What to work on:
Pick out every line in the data below that holds "ルーマニア".

(Items from a figure collection)
>> BEGIN

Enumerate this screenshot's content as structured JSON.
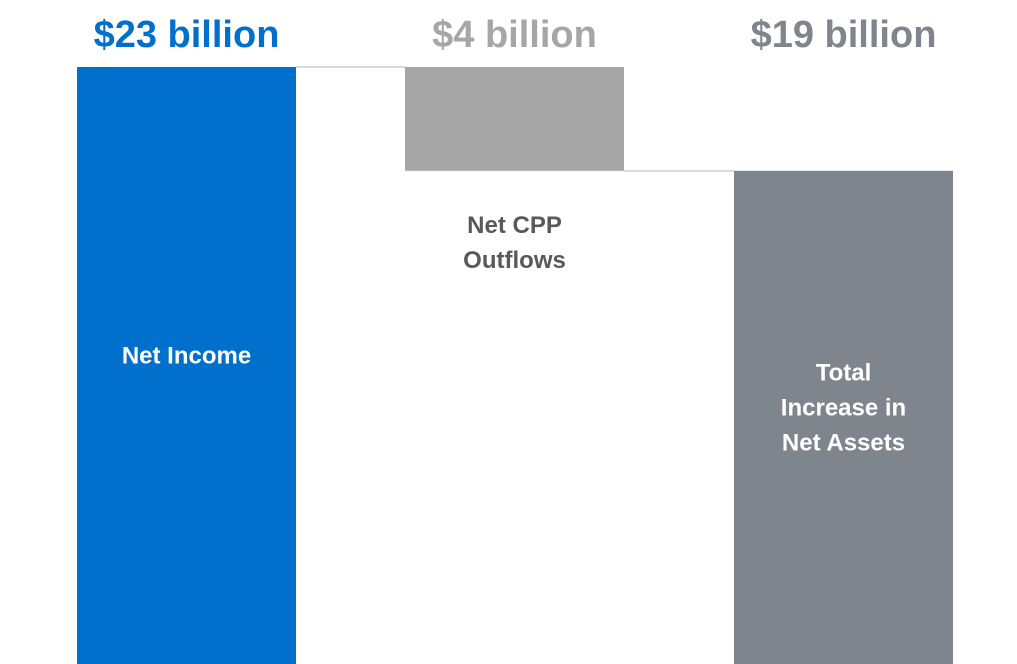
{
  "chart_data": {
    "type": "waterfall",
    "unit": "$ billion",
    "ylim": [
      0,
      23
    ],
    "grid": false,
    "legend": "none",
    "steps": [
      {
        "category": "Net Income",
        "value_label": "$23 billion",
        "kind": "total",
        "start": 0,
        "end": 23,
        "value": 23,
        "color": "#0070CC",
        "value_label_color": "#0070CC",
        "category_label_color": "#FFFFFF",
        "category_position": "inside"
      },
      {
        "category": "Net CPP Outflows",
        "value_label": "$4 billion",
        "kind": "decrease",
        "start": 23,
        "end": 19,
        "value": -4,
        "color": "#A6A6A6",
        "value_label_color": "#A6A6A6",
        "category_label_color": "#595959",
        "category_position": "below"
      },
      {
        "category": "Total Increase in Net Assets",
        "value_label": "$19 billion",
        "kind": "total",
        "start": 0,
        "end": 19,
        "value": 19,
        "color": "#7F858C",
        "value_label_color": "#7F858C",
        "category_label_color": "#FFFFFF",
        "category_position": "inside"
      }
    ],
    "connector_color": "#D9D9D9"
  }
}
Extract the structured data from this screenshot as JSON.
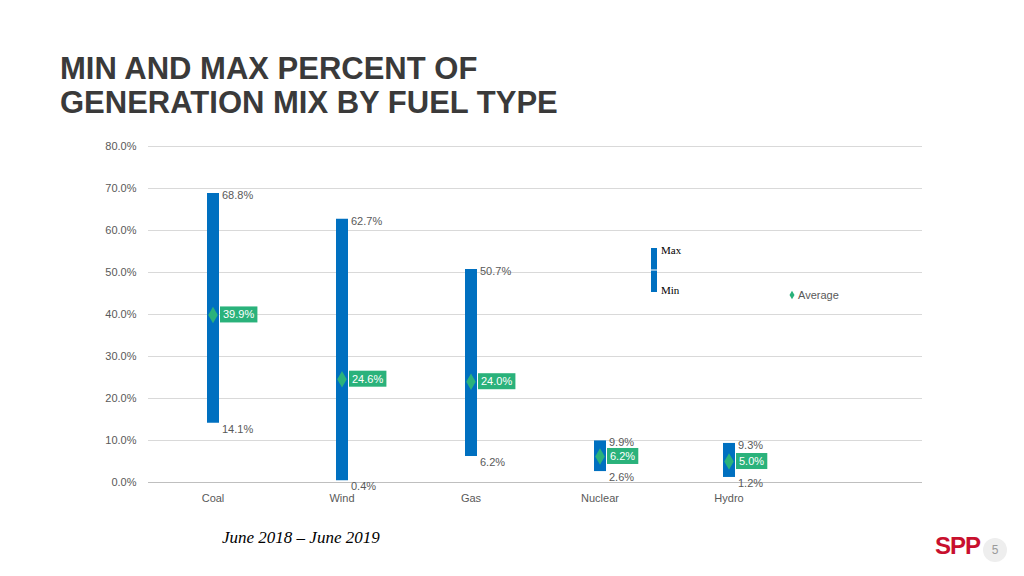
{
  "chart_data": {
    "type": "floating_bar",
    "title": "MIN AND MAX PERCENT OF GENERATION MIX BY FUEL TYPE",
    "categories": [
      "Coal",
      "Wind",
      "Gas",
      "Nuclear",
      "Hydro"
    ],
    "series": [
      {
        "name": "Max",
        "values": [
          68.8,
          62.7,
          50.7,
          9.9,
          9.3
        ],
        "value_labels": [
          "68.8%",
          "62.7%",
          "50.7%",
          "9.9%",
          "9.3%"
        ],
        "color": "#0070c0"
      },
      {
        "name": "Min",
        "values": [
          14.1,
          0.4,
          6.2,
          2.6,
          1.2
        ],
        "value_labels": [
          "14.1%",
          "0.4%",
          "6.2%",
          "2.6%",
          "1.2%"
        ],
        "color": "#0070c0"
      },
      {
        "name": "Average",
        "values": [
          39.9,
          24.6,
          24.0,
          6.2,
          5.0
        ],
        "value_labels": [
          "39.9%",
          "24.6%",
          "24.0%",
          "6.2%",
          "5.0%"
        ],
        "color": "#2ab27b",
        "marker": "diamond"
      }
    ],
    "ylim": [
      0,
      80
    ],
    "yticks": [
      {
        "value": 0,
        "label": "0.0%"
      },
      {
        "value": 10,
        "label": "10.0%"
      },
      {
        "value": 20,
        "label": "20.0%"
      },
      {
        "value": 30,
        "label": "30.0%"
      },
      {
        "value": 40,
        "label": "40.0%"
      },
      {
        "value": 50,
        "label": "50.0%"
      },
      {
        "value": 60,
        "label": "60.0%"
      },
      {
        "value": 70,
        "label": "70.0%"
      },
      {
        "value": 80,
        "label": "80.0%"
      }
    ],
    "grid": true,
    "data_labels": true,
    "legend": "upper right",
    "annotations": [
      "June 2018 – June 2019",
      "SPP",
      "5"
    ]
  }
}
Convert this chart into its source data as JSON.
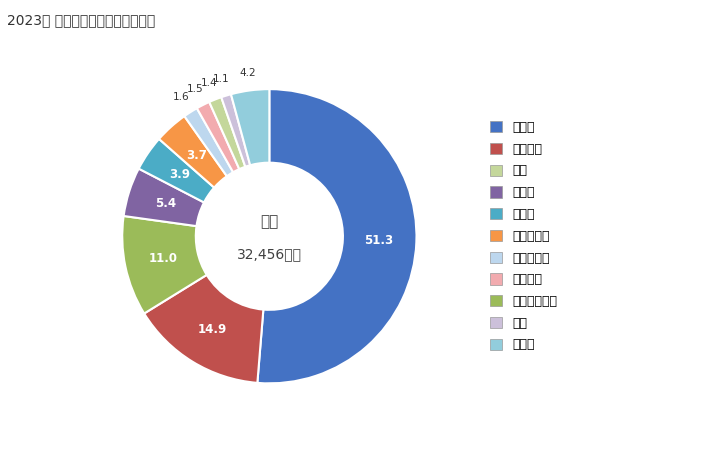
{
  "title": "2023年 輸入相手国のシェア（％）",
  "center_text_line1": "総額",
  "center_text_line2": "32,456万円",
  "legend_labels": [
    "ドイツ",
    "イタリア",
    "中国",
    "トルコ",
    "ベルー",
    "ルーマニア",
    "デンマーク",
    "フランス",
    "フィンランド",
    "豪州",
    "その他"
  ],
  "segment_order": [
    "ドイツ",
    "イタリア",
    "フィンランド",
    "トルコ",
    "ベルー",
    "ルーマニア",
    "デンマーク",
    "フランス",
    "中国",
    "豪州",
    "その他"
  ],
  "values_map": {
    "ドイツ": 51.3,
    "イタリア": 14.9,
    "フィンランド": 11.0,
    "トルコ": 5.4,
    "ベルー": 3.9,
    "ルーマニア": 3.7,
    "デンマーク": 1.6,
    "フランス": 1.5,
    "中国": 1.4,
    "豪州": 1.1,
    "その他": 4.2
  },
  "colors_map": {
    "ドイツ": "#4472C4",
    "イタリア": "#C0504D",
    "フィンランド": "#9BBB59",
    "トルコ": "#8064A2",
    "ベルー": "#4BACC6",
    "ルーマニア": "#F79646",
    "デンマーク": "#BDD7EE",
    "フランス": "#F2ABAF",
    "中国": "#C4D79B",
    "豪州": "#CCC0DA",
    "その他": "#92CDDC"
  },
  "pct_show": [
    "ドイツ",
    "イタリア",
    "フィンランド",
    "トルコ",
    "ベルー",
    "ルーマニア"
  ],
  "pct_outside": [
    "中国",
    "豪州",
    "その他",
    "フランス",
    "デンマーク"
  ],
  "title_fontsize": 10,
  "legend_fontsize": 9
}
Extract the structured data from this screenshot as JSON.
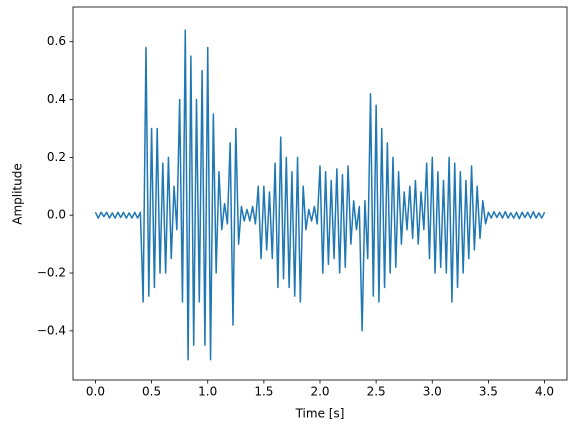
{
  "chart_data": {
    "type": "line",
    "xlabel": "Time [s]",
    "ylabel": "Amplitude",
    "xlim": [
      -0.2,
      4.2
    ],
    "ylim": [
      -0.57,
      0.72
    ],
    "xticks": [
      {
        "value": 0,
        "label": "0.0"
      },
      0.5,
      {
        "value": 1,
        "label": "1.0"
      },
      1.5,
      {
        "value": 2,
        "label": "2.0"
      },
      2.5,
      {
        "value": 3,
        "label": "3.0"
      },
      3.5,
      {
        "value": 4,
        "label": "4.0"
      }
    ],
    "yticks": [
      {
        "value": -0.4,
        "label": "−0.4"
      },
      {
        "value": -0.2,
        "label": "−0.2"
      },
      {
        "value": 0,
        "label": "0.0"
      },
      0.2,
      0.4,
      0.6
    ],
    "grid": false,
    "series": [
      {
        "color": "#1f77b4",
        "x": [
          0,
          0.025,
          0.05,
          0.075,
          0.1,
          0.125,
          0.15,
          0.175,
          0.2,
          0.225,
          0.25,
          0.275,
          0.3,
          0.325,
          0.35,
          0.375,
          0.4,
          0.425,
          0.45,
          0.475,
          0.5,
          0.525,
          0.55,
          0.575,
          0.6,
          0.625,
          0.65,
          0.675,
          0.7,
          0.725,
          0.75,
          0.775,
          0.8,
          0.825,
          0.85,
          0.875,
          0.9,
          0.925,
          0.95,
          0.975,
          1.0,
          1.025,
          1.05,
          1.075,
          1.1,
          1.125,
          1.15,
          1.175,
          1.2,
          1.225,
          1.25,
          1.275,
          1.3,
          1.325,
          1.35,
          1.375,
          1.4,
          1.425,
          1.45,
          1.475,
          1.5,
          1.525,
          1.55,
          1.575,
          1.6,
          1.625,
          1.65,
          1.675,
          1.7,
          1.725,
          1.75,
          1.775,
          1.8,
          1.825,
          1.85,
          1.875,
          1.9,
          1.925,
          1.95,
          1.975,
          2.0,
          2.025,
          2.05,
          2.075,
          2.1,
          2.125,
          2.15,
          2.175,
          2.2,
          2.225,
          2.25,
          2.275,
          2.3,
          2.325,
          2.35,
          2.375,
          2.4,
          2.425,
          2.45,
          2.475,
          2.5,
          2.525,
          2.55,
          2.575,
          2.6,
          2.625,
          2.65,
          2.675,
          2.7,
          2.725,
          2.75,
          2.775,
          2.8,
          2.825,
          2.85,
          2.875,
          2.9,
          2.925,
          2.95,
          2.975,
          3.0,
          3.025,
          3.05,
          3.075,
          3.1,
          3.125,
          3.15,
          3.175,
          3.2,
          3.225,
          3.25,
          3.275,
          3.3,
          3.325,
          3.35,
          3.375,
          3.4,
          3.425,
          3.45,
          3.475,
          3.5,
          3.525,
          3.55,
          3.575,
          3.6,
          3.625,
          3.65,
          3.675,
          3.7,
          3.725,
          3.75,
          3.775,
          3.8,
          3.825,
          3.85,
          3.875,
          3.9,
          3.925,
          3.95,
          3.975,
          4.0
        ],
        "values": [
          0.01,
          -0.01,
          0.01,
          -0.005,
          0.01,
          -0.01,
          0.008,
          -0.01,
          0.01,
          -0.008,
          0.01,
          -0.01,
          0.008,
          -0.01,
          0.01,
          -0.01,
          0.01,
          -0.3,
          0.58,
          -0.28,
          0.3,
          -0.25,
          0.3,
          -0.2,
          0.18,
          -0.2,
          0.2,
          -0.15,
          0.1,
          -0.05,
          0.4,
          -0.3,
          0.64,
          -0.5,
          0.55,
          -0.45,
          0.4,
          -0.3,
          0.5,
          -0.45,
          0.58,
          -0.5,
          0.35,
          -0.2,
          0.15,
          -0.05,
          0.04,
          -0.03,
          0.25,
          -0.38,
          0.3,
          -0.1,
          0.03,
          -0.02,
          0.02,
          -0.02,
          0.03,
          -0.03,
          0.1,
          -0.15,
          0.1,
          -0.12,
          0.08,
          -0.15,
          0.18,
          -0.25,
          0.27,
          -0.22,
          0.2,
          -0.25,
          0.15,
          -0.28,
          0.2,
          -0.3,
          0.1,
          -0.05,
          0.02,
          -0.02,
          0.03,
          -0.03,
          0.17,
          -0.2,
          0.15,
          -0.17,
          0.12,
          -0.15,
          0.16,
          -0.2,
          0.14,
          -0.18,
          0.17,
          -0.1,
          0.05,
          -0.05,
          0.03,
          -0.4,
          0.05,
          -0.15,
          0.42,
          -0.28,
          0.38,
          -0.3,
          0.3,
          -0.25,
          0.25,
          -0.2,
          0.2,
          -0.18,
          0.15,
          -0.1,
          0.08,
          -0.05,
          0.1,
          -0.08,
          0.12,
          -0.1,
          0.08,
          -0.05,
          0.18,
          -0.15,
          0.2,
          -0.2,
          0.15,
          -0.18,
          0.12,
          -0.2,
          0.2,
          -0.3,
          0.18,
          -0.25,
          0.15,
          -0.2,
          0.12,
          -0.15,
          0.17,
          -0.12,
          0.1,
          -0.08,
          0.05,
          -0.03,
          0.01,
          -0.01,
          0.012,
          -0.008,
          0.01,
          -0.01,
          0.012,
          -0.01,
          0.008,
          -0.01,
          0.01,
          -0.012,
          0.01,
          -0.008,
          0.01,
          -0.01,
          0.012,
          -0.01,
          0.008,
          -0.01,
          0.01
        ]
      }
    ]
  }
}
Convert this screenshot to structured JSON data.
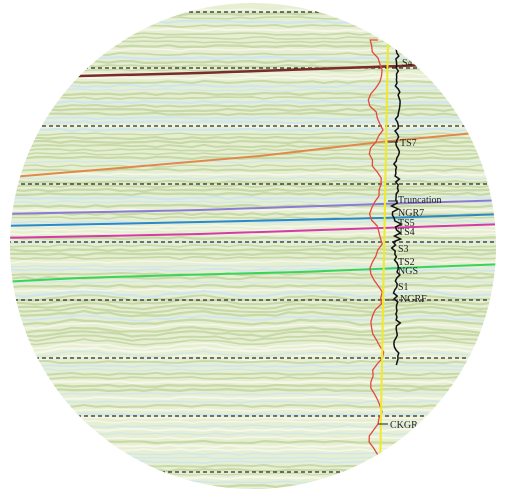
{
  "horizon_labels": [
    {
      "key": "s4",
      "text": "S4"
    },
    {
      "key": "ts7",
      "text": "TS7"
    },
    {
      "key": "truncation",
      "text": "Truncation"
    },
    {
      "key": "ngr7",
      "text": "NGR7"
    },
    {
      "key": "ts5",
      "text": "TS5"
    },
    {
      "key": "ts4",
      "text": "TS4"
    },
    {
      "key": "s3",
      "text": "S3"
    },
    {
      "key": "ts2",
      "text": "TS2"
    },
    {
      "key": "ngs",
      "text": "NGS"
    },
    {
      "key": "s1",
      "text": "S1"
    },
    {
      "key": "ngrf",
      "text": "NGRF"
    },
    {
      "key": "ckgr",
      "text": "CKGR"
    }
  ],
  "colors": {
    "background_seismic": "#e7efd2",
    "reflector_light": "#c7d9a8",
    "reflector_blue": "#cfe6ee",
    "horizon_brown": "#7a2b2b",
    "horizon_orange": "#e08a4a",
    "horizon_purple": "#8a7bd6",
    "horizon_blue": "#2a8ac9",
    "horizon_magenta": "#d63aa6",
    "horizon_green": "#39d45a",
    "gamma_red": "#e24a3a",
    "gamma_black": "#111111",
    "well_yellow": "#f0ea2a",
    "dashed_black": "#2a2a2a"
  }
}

>> END

Result of this exercise:
    "ルーマニア",
    "ルーマニア",
    "ルーマニア": 3.7,
    "ルーマニア": "#F79646",
    "ルーマニア"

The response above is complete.